• DATA PROVIDED:
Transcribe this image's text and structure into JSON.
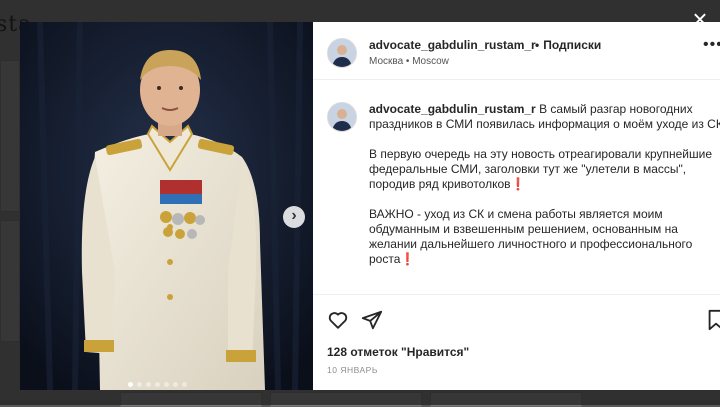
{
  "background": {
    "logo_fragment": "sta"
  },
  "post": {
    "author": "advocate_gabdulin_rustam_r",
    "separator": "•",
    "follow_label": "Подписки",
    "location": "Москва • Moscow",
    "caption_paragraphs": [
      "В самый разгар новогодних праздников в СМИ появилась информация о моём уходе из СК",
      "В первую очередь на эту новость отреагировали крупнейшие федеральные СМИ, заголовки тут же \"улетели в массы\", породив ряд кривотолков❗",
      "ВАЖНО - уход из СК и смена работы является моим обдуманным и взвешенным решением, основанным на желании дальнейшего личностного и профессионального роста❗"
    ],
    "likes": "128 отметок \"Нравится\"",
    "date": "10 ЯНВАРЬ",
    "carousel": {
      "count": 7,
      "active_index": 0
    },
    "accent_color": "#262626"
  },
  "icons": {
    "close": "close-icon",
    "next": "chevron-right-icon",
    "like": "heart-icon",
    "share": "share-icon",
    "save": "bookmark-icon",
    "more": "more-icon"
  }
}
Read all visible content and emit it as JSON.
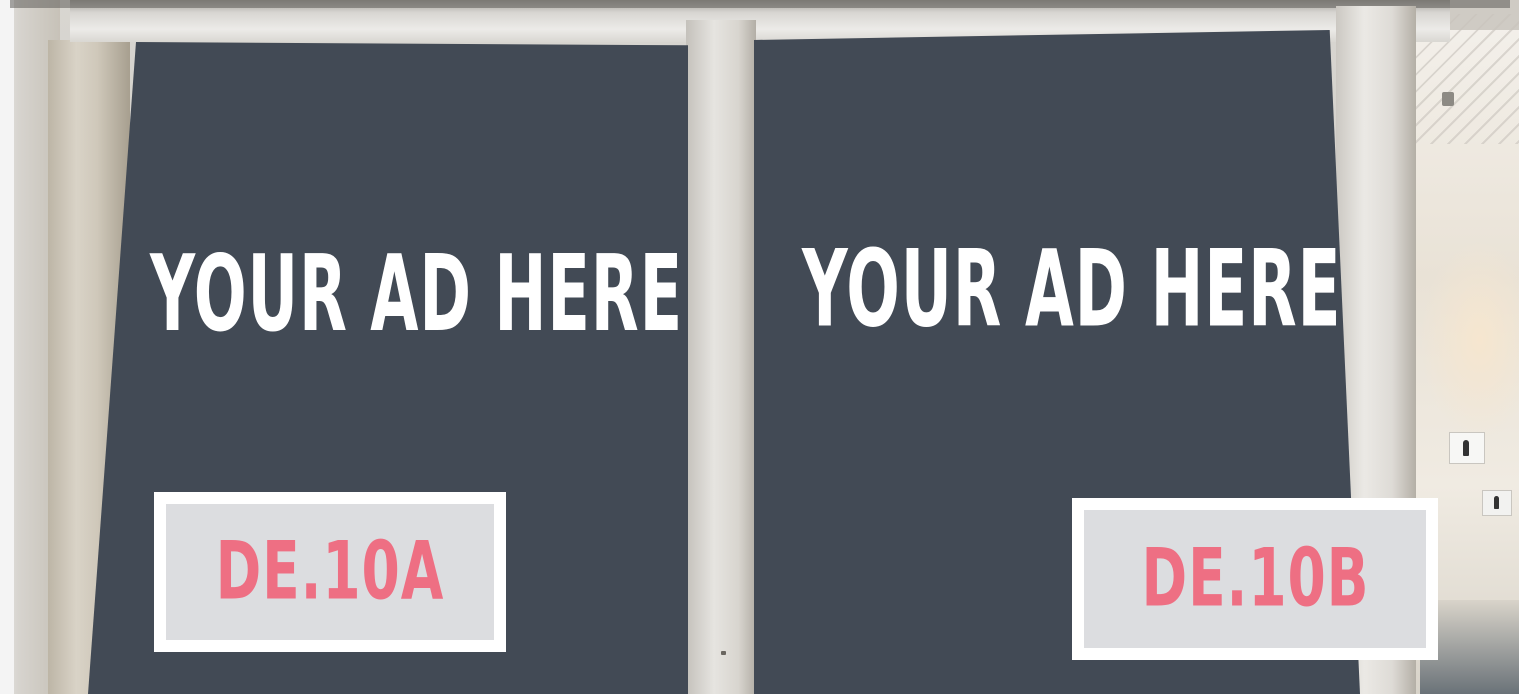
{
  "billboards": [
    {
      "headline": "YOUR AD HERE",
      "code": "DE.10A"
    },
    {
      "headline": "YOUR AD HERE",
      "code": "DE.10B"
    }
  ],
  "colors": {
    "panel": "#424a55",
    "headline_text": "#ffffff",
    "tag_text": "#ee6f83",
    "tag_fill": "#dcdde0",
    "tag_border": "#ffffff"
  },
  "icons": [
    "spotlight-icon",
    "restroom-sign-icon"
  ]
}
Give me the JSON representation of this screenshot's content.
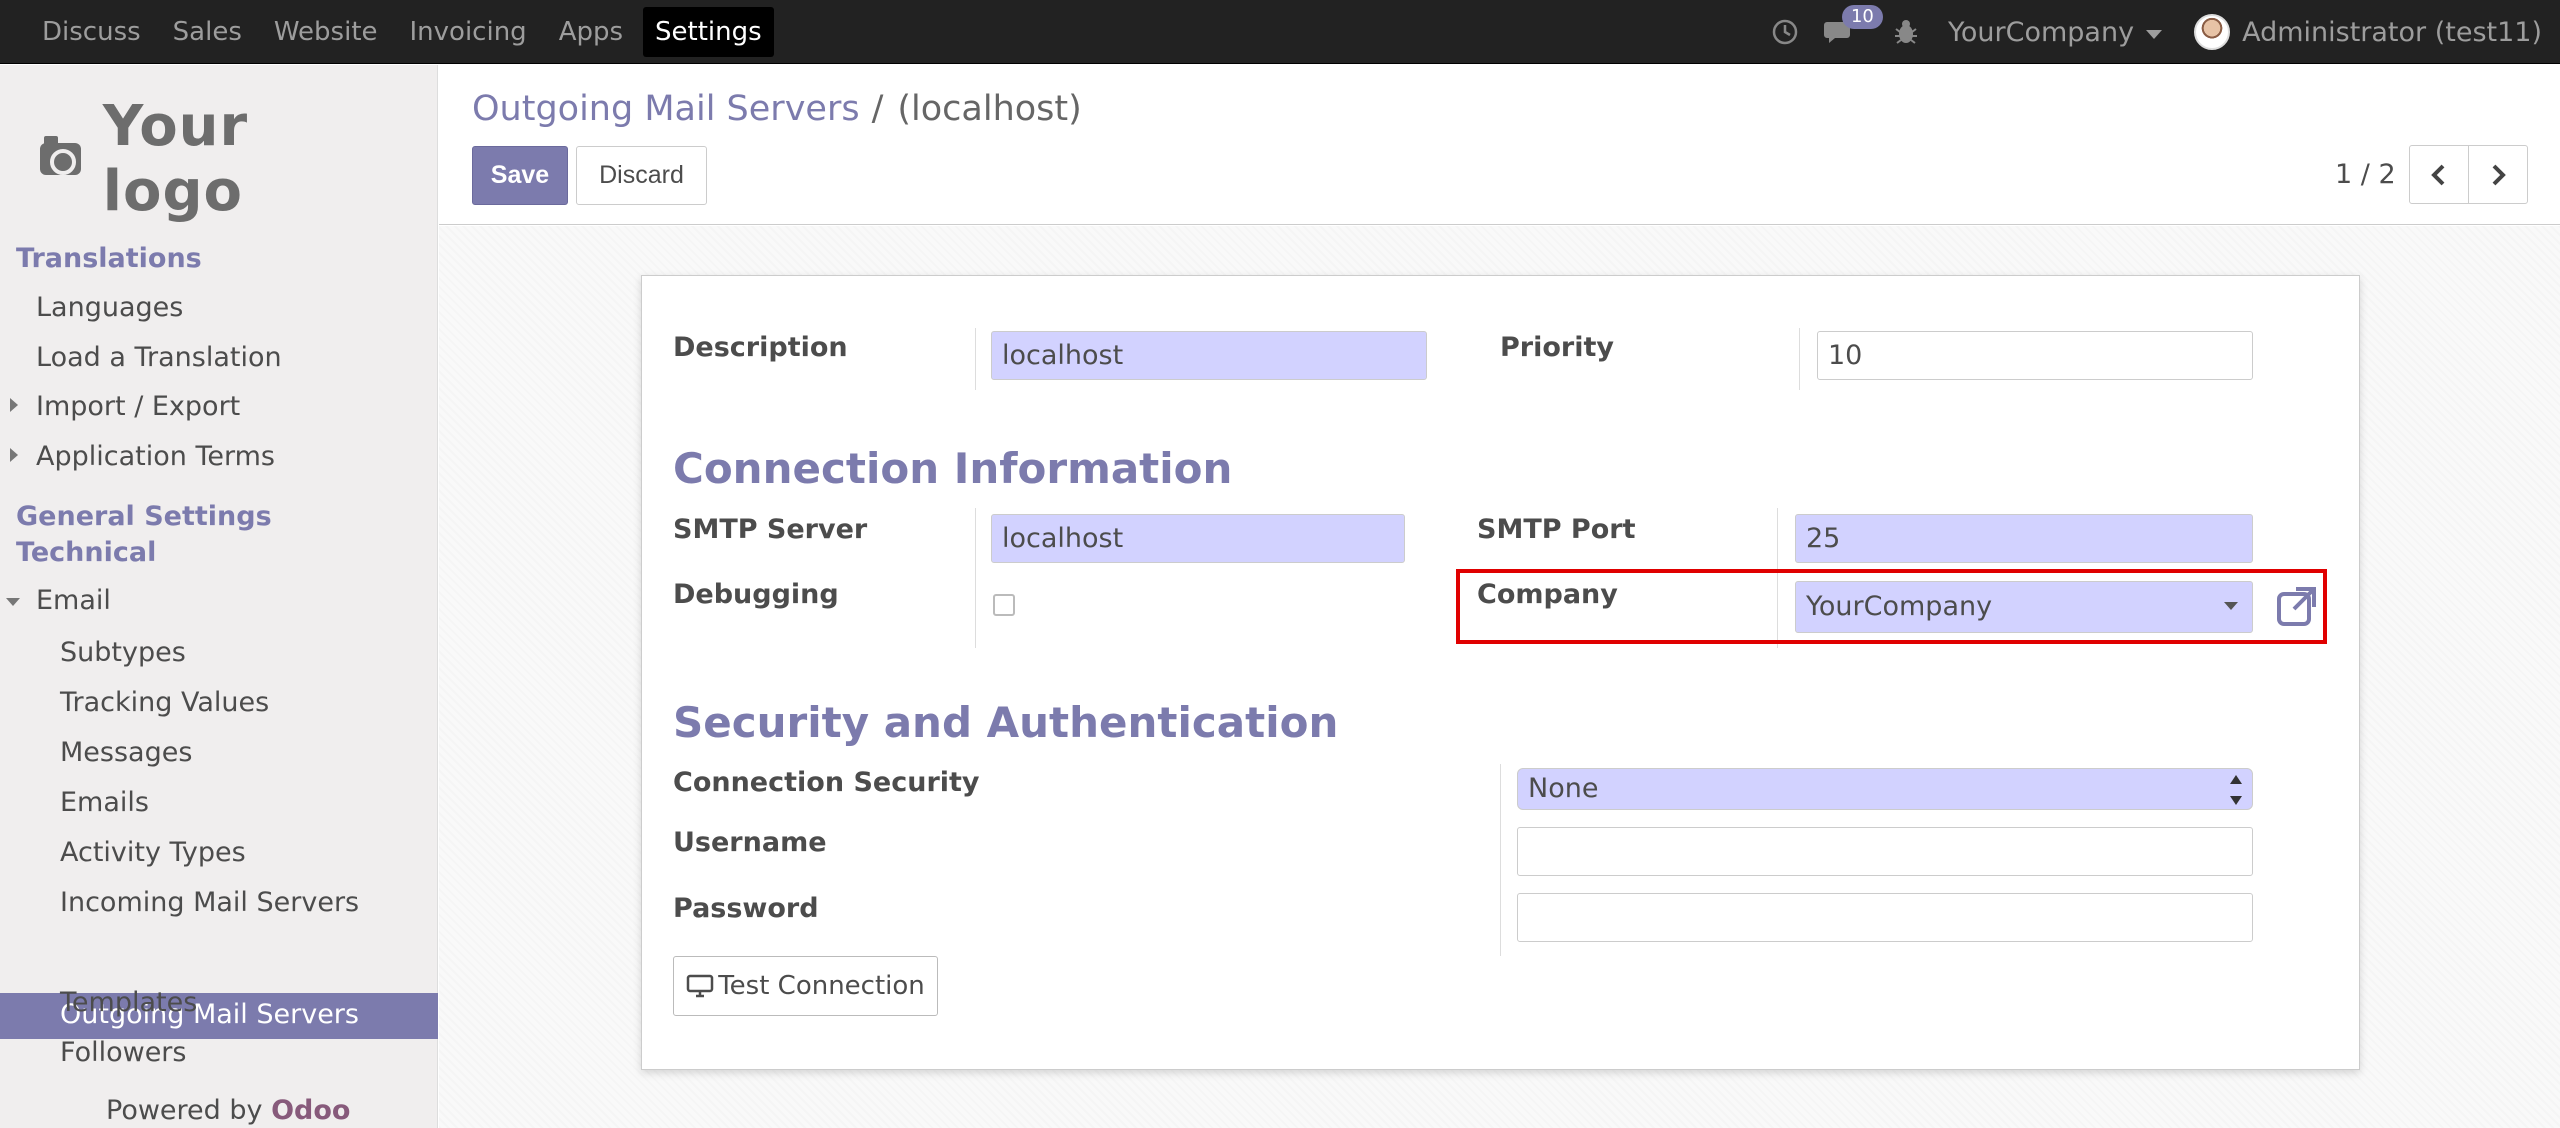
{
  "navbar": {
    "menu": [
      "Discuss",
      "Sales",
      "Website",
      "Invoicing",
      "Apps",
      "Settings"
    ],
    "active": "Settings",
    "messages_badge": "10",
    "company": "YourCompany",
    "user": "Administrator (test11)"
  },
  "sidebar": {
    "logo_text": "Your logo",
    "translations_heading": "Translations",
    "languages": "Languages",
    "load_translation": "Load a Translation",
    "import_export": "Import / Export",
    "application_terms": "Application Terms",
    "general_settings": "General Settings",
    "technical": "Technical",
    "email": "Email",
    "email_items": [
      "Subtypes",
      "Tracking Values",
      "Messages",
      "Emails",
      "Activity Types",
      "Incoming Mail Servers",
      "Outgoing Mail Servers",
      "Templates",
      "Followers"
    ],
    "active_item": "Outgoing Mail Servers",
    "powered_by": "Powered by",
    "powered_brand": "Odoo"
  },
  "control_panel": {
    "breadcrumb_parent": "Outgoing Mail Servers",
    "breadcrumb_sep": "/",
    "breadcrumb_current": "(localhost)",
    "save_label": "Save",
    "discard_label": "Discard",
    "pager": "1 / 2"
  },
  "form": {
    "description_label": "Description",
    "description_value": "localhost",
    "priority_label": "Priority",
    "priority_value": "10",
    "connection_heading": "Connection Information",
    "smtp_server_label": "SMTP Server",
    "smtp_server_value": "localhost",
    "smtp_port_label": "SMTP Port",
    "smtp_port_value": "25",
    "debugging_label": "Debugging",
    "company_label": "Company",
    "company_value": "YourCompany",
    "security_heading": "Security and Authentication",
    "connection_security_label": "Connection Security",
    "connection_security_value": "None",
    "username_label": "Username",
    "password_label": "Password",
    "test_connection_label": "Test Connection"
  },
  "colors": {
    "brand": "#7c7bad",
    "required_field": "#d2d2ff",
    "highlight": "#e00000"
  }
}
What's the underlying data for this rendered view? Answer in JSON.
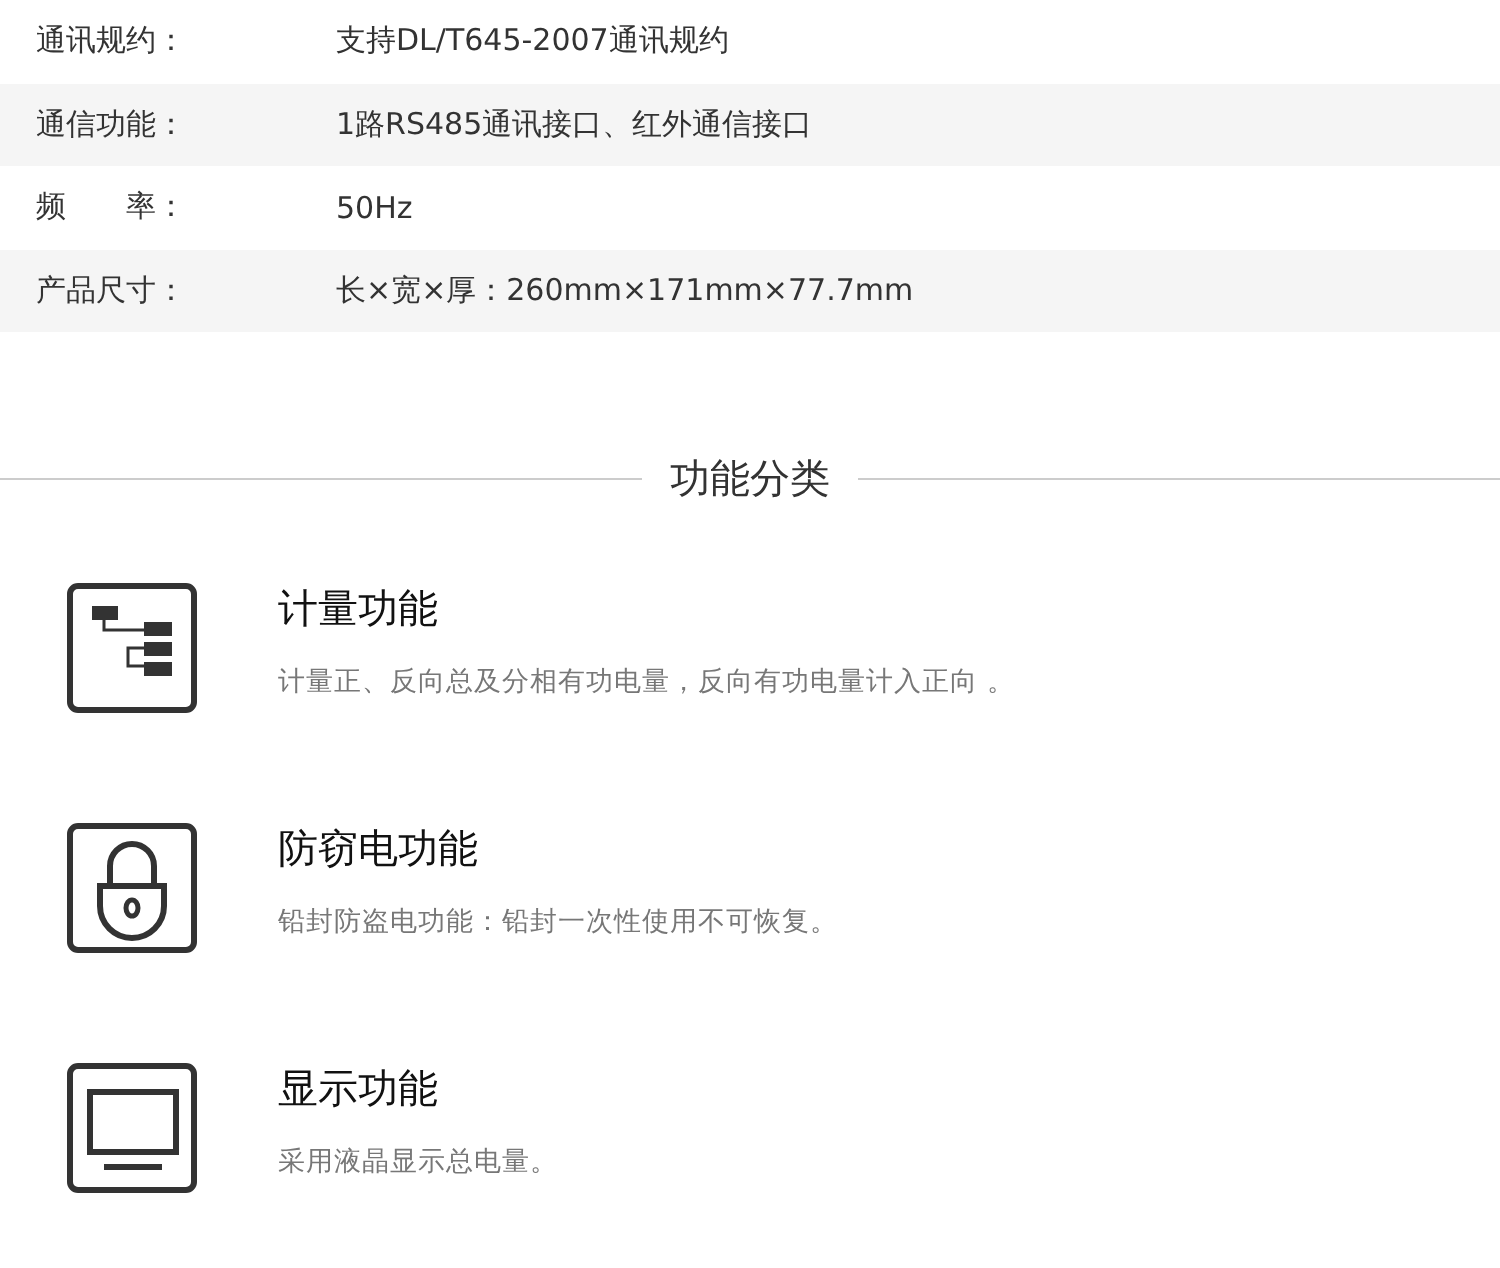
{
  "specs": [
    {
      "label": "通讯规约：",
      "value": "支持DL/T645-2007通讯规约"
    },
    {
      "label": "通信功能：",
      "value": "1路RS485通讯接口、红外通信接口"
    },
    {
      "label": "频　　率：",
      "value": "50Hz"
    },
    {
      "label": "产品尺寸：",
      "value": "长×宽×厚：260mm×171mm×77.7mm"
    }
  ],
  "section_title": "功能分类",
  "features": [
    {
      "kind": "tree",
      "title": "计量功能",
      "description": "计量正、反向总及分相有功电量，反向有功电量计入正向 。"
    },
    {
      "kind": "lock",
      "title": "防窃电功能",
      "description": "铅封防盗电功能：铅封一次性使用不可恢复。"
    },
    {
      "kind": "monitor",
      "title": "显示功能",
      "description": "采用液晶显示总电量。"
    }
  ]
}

• TASK TO COMPLETE:
Each line that holds the word "JSON" is to be copied.

• THE REPLY:
Transcribe this image's text and structure into JSON.
Read all visible content and emit it as JSON.
Give me the JSON representation of this screenshot's content.
What's the underlying data for this rendered view? Answer in JSON.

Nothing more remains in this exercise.